Stated goal → Reproduce verbatim the lines from the one containing "message-text: and i" to the one containing "browser-app-icon [381,730,413,763]", including both of those lines.

(Saved entries)
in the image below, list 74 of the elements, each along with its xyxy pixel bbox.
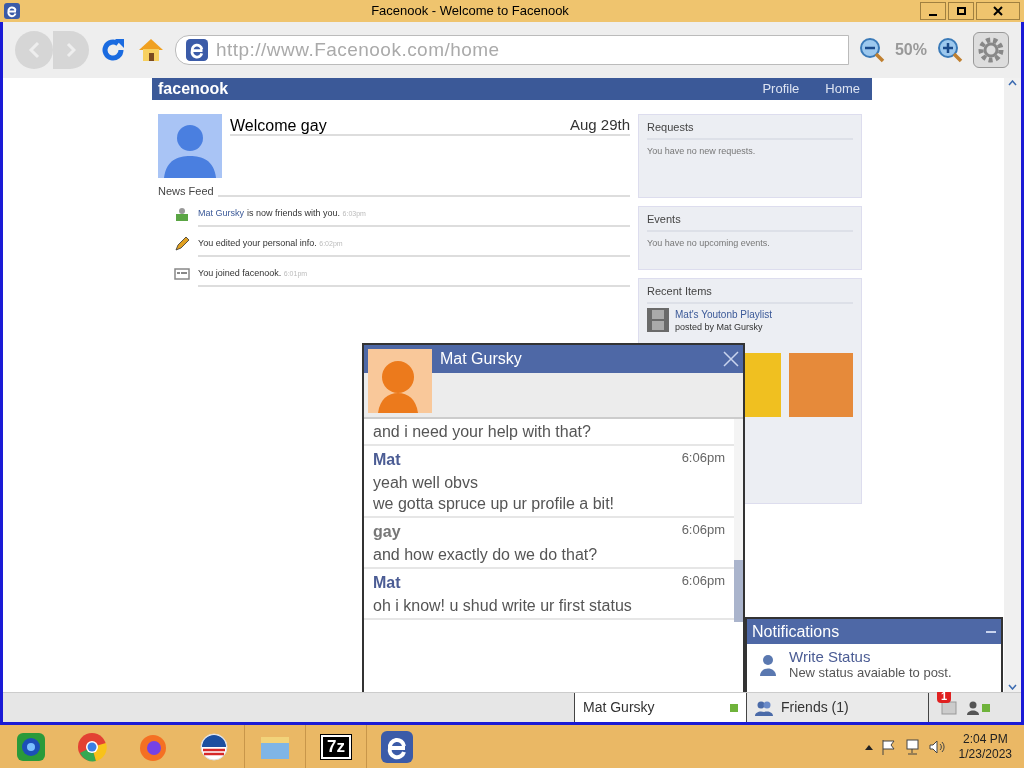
message-text: and i need your help with that? [373,422,592,442]
message-time: 6:06pm [681,521,725,539]
welcome-heading: Welcome gay [230,116,327,134]
card-title: Events [647,211,853,232]
clock-date: 1/23/2023 [958,746,1012,762]
message-text: and how exactly do we do that? [373,545,599,565]
film-strip-icon [647,307,669,332]
settings-button[interactable] [973,32,1009,68]
friend-name-link[interactable]: Mat Gursky [198,208,244,218]
news-feed-heading: News Feed [158,186,214,197]
restore-icon [956,7,966,15]
notifications-icon[interactable] [940,700,957,715]
notifications-title: Notifications [752,621,840,642]
window-icon [4,3,20,19]
restore-button[interactable] [948,2,974,20]
close-icon[interactable] [723,351,739,367]
friends-tab[interactable]: Friends (1) [747,693,929,722]
chat-contact-name: Mat Gursky [440,349,523,369]
scrollbar[interactable] [1004,78,1021,692]
message-sender: Mat [373,573,401,593]
clock-time: 2:04 PM [962,731,1008,747]
close-button[interactable] [976,2,1020,20]
url-text: http://www.Facenook.com/home [216,37,500,62]
flag-icon[interactable] [880,738,897,755]
chrome-icon[interactable] [75,730,108,763]
browser-app-icon [381,730,413,763]
campaign-logo-icon[interactable] [197,730,230,763]
site-logo[interactable]: facenook [158,77,743,101]
minimize-button[interactable] [920,2,946,20]
message-sender: Mat [373,450,401,470]
message-text: yeah well obvs [373,473,479,493]
notification-link[interactable]: Write Status [789,648,952,665]
settings-icon [978,37,1004,63]
pencil-icon [174,236,190,252]
scroll-down-icon[interactable] [1008,684,1017,690]
message-time: 6:06pm [681,572,725,590]
close-icon [993,6,1003,16]
list-icon [174,266,190,282]
show-hidden-icons[interactable] [864,743,873,750]
date-text: Aug 29th [569,115,630,134]
scroll-thumb[interactable] [734,560,743,622]
scroll-up-icon[interactable] [1008,80,1017,86]
page-icon [186,39,208,61]
person-icon [759,653,777,676]
zoom-out-icon[interactable] [858,37,885,63]
person-icon[interactable] [966,700,979,715]
network-icon[interactable] [904,738,921,755]
card-title: Requests [647,119,853,140]
nav-link[interactable]: Home [825,79,860,99]
playlist-link[interactable]: Mat's Youtonb Playlist [675,307,772,321]
zoom-level: 50% [894,40,927,60]
refresh-icon[interactable] [99,36,127,64]
zoom-in-icon[interactable] [937,37,963,63]
friends-icon [755,699,773,716]
ball-app-icon[interactable] [14,730,47,763]
message-text: we gotta spruce up ur profile a bit! [373,494,616,514]
message-text: oh i know! u shud write ur first status [373,596,633,616]
minimize-icon [929,14,937,16]
card-text: You have no new requests. [647,144,757,158]
archive-app-icon[interactable]: 7z [321,734,351,759]
message-time: 6:06pm [681,449,725,467]
nav-link[interactable]: Profile [762,79,800,99]
card-text: You have no upcoming events. [647,236,771,250]
message-sender: gay [373,522,401,542]
posted-by-text: posted by Mat Gursky [675,320,764,333]
window-title: Facenook - Welcome to Facenook [370,2,570,21]
chat-tab-name: Mat Gursky [583,698,655,717]
card-title: Recent Items [647,283,853,304]
notification-text: New status avaiable to post. [789,665,952,681]
chat-tab[interactable]: Mat Gursky [574,693,747,722]
add-friend-icon [174,206,190,222]
chat-scrollbar[interactable] [734,419,743,622]
speaker-icon[interactable] [928,738,945,755]
home-icon[interactable] [137,36,165,64]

Problem solution →
message-text: and i need your help with that? [373,422,592,442]
message-time: 6:06pm [681,521,725,539]
welcome-heading: Welcome gay [230,116,327,134]
card-title: Events [647,211,853,232]
clock-date: 1/23/2023 [958,746,1012,762]
message-text: and how exactly do we do that? [373,545,599,565]
film-strip-icon [647,307,669,332]
settings-button[interactable] [973,32,1009,68]
friend-name-link[interactable]: Mat Gursky [198,208,244,218]
news-feed-heading: News Feed [158,186,214,197]
restore-icon [956,7,966,15]
notifications-icon[interactable] [940,700,957,715]
notifications-title: Notifications [752,621,840,642]
window-icon [4,3,20,19]
restore-button[interactable] [948,2,974,20]
close-icon[interactable] [723,351,739,367]
friends-tab[interactable]: Friends (1) [747,693,929,722]
chat-contact-name: Mat Gursky [440,349,523,369]
scrollbar[interactable] [1004,78,1021,692]
message-sender: Mat [373,573,401,593]
clock-time: 2:04 PM [962,731,1008,747]
close-button[interactable] [976,2,1020,20]
url-text: http://www.Facenook.com/home [216,37,500,62]
flag-icon[interactable] [880,738,897,755]
chrome-icon[interactable] [75,730,108,763]
browser-app-icon [381,730,413,763]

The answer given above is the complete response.